* Task instructions *
Write out each line beneath this one exactly as it reads.

:: Records provided ::

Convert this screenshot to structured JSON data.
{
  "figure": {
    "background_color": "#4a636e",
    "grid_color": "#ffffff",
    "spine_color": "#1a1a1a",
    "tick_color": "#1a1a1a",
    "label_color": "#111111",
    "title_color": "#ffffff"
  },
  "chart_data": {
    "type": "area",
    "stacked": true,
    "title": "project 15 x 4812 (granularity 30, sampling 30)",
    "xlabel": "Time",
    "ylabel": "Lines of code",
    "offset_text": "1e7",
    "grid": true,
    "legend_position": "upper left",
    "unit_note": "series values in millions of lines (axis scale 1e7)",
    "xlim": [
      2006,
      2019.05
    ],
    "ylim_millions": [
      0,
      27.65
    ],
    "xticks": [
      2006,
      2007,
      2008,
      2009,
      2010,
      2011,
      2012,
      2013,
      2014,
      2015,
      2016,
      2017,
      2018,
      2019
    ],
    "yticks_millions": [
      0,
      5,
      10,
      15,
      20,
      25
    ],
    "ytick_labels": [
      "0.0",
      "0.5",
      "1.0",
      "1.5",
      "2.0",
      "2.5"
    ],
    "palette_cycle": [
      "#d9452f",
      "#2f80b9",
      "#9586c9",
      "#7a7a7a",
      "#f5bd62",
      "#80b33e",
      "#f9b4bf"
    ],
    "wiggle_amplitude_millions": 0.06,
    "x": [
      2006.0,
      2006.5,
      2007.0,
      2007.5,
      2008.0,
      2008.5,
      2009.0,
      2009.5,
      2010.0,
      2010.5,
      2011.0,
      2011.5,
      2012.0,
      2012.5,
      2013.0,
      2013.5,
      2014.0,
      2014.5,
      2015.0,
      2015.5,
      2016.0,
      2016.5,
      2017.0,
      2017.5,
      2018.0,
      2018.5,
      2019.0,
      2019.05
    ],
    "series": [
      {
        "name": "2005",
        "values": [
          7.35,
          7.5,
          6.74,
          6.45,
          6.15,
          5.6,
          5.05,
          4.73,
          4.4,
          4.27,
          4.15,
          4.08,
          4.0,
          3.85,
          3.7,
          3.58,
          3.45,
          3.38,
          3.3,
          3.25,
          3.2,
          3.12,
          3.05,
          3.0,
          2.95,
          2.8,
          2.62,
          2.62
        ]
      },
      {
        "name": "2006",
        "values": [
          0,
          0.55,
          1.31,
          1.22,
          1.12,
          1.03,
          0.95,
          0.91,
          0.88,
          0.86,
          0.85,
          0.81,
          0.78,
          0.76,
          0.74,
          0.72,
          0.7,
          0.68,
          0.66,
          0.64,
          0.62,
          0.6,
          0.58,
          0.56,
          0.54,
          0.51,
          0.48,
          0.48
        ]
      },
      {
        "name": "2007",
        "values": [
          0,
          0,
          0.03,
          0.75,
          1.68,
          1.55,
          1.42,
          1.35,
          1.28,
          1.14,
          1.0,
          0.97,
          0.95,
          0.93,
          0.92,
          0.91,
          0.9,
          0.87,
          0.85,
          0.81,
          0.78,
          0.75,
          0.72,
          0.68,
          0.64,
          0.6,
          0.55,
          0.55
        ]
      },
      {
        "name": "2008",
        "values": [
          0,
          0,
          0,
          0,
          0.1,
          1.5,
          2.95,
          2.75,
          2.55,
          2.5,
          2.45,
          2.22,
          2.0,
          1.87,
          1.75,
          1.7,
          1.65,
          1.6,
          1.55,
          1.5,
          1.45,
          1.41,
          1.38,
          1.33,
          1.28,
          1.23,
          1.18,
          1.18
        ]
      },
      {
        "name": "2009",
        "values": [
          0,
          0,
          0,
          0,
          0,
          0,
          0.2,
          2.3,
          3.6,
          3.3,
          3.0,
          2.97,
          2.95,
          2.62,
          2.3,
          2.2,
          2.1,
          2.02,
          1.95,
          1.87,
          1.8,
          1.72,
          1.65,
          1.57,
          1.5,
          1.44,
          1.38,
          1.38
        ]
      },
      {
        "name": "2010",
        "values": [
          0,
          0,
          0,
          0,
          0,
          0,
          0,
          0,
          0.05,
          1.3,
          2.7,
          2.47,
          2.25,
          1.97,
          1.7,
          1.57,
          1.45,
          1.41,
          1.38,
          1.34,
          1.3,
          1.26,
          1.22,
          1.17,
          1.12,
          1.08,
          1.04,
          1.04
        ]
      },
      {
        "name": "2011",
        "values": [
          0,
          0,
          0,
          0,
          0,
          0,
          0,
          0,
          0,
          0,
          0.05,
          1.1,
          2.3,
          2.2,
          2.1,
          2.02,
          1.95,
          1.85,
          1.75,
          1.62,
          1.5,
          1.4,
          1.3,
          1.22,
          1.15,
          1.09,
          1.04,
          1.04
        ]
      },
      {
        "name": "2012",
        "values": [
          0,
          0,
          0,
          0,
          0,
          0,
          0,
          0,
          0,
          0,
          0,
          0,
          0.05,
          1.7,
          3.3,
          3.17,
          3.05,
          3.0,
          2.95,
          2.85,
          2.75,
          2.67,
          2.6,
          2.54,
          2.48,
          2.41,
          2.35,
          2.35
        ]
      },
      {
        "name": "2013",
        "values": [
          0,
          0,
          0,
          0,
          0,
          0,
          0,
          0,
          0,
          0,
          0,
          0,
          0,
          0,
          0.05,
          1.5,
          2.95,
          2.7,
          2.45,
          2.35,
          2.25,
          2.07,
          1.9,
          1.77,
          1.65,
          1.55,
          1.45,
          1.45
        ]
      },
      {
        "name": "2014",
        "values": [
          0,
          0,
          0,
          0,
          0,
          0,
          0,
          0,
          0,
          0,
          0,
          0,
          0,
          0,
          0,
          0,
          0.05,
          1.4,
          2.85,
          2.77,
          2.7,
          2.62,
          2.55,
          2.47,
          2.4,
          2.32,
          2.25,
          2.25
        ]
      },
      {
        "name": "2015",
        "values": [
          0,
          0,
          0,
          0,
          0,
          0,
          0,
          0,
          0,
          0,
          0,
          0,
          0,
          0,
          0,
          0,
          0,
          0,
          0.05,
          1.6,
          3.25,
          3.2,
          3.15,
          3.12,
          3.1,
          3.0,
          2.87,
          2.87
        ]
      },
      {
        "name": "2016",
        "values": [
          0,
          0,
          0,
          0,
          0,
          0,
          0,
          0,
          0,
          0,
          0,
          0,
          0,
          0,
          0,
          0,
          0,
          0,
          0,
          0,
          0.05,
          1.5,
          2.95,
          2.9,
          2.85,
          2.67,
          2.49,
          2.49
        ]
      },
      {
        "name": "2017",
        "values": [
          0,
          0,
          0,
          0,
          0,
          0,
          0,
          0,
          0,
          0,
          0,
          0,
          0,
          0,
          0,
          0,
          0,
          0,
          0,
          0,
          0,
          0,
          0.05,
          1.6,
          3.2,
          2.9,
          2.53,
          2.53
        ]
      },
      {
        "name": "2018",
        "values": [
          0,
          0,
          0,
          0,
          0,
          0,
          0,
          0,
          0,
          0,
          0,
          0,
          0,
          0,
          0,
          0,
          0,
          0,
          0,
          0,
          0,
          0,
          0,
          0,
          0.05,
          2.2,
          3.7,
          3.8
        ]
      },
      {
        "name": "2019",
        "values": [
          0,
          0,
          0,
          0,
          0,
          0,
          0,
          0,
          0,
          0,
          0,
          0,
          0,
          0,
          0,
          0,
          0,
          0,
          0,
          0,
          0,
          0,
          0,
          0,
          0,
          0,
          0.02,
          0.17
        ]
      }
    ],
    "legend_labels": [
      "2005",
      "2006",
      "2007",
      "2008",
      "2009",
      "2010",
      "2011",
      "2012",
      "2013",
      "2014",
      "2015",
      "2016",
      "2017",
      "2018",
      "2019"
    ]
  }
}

:::

* Solution for this task *
Convert this screenshot to structured JSON data.
{
  "figure": {
    "background_color": "#4a636e",
    "grid_color": "#ffffff",
    "spine_color": "#1a1a1a",
    "tick_color": "#1a1a1a",
    "label_color": "#111111",
    "title_color": "#ffffff"
  },
  "chart_data": {
    "type": "area",
    "stacked": true,
    "title": "project 15 x 4812 (granularity 30, sampling 30)",
    "xlabel": "Time",
    "ylabel": "Lines of code",
    "offset_text": "1e7",
    "grid": true,
    "legend_position": "upper left",
    "unit_note": "series values in millions of lines (axis scale 1e7)",
    "xlim": [
      2006,
      2019.05
    ],
    "ylim_millions": [
      0,
      27.65
    ],
    "xticks": [
      2006,
      2007,
      2008,
      2009,
      2010,
      2011,
      2012,
      2013,
      2014,
      2015,
      2016,
      2017,
      2018,
      2019
    ],
    "yticks_millions": [
      0,
      5,
      10,
      15,
      20,
      25
    ],
    "ytick_labels": [
      "0.0",
      "0.5",
      "1.0",
      "1.5",
      "2.0",
      "2.5"
    ],
    "palette_cycle": [
      "#d9452f",
      "#2f80b9",
      "#9586c9",
      "#7a7a7a",
      "#f5bd62",
      "#80b33e",
      "#f9b4bf"
    ],
    "wiggle_amplitude_millions": 0.06,
    "x": [
      2006.0,
      2006.5,
      2007.0,
      2007.5,
      2008.0,
      2008.5,
      2009.0,
      2009.5,
      2010.0,
      2010.5,
      2011.0,
      2011.5,
      2012.0,
      2012.5,
      2013.0,
      2013.5,
      2014.0,
      2014.5,
      2015.0,
      2015.5,
      2016.0,
      2016.5,
      2017.0,
      2017.5,
      2018.0,
      2018.5,
      2019.0,
      2019.05
    ],
    "series": [
      {
        "name": "2005",
        "values": [
          7.35,
          7.5,
          6.74,
          6.45,
          6.15,
          5.6,
          5.05,
          4.73,
          4.4,
          4.27,
          4.15,
          4.08,
          4.0,
          3.85,
          3.7,
          3.58,
          3.45,
          3.38,
          3.3,
          3.25,
          3.2,
          3.12,
          3.05,
          3.0,
          2.95,
          2.8,
          2.62,
          2.62
        ]
      },
      {
        "name": "2006",
        "values": [
          0,
          0.55,
          1.31,
          1.22,
          1.12,
          1.03,
          0.95,
          0.91,
          0.88,
          0.86,
          0.85,
          0.81,
          0.78,
          0.76,
          0.74,
          0.72,
          0.7,
          0.68,
          0.66,
          0.64,
          0.62,
          0.6,
          0.58,
          0.56,
          0.54,
          0.51,
          0.48,
          0.48
        ]
      },
      {
        "name": "2007",
        "values": [
          0,
          0,
          0.03,
          0.75,
          1.68,
          1.55,
          1.42,
          1.35,
          1.28,
          1.14,
          1.0,
          0.97,
          0.95,
          0.93,
          0.92,
          0.91,
          0.9,
          0.87,
          0.85,
          0.81,
          0.78,
          0.75,
          0.72,
          0.68,
          0.64,
          0.6,
          0.55,
          0.55
        ]
      },
      {
        "name": "2008",
        "values": [
          0,
          0,
          0,
          0,
          0.1,
          1.5,
          2.95,
          2.75,
          2.55,
          2.5,
          2.45,
          2.22,
          2.0,
          1.87,
          1.75,
          1.7,
          1.65,
          1.6,
          1.55,
          1.5,
          1.45,
          1.41,
          1.38,
          1.33,
          1.28,
          1.23,
          1.18,
          1.18
        ]
      },
      {
        "name": "2009",
        "values": [
          0,
          0,
          0,
          0,
          0,
          0,
          0.2,
          2.3,
          3.6,
          3.3,
          3.0,
          2.97,
          2.95,
          2.62,
          2.3,
          2.2,
          2.1,
          2.02,
          1.95,
          1.87,
          1.8,
          1.72,
          1.65,
          1.57,
          1.5,
          1.44,
          1.38,
          1.38
        ]
      },
      {
        "name": "2010",
        "values": [
          0,
          0,
          0,
          0,
          0,
          0,
          0,
          0,
          0.05,
          1.3,
          2.7,
          2.47,
          2.25,
          1.97,
          1.7,
          1.57,
          1.45,
          1.41,
          1.38,
          1.34,
          1.3,
          1.26,
          1.22,
          1.17,
          1.12,
          1.08,
          1.04,
          1.04
        ]
      },
      {
        "name": "2011",
        "values": [
          0,
          0,
          0,
          0,
          0,
          0,
          0,
          0,
          0,
          0,
          0.05,
          1.1,
          2.3,
          2.2,
          2.1,
          2.02,
          1.95,
          1.85,
          1.75,
          1.62,
          1.5,
          1.4,
          1.3,
          1.22,
          1.15,
          1.09,
          1.04,
          1.04
        ]
      },
      {
        "name": "2012",
        "values": [
          0,
          0,
          0,
          0,
          0,
          0,
          0,
          0,
          0,
          0,
          0,
          0,
          0.05,
          1.7,
          3.3,
          3.17,
          3.05,
          3.0,
          2.95,
          2.85,
          2.75,
          2.67,
          2.6,
          2.54,
          2.48,
          2.41,
          2.35,
          2.35
        ]
      },
      {
        "name": "2013",
        "values": [
          0,
          0,
          0,
          0,
          0,
          0,
          0,
          0,
          0,
          0,
          0,
          0,
          0,
          0,
          0.05,
          1.5,
          2.95,
          2.7,
          2.45,
          2.35,
          2.25,
          2.07,
          1.9,
          1.77,
          1.65,
          1.55,
          1.45,
          1.45
        ]
      },
      {
        "name": "2014",
        "values": [
          0,
          0,
          0,
          0,
          0,
          0,
          0,
          0,
          0,
          0,
          0,
          0,
          0,
          0,
          0,
          0,
          0.05,
          1.4,
          2.85,
          2.77,
          2.7,
          2.62,
          2.55,
          2.47,
          2.4,
          2.32,
          2.25,
          2.25
        ]
      },
      {
        "name": "2015",
        "values": [
          0,
          0,
          0,
          0,
          0,
          0,
          0,
          0,
          0,
          0,
          0,
          0,
          0,
          0,
          0,
          0,
          0,
          0,
          0.05,
          1.6,
          3.25,
          3.2,
          3.15,
          3.12,
          3.1,
          3.0,
          2.87,
          2.87
        ]
      },
      {
        "name": "2016",
        "values": [
          0,
          0,
          0,
          0,
          0,
          0,
          0,
          0,
          0,
          0,
          0,
          0,
          0,
          0,
          0,
          0,
          0,
          0,
          0,
          0,
          0.05,
          1.5,
          2.95,
          2.9,
          2.85,
          2.67,
          2.49,
          2.49
        ]
      },
      {
        "name": "2017",
        "values": [
          0,
          0,
          0,
          0,
          0,
          0,
          0,
          0,
          0,
          0,
          0,
          0,
          0,
          0,
          0,
          0,
          0,
          0,
          0,
          0,
          0,
          0,
          0.05,
          1.6,
          3.2,
          2.9,
          2.53,
          2.53
        ]
      },
      {
        "name": "2018",
        "values": [
          0,
          0,
          0,
          0,
          0,
          0,
          0,
          0,
          0,
          0,
          0,
          0,
          0,
          0,
          0,
          0,
          0,
          0,
          0,
          0,
          0,
          0,
          0,
          0,
          0.05,
          2.2,
          3.7,
          3.8
        ]
      },
      {
        "name": "2019",
        "values": [
          0,
          0,
          0,
          0,
          0,
          0,
          0,
          0,
          0,
          0,
          0,
          0,
          0,
          0,
          0,
          0,
          0,
          0,
          0,
          0,
          0,
          0,
          0,
          0,
          0,
          0,
          0.02,
          0.17
        ]
      }
    ],
    "legend_labels": [
      "2005",
      "2006",
      "2007",
      "2008",
      "2009",
      "2010",
      "2011",
      "2012",
      "2013",
      "2014",
      "2015",
      "2016",
      "2017",
      "2018",
      "2019"
    ]
  }
}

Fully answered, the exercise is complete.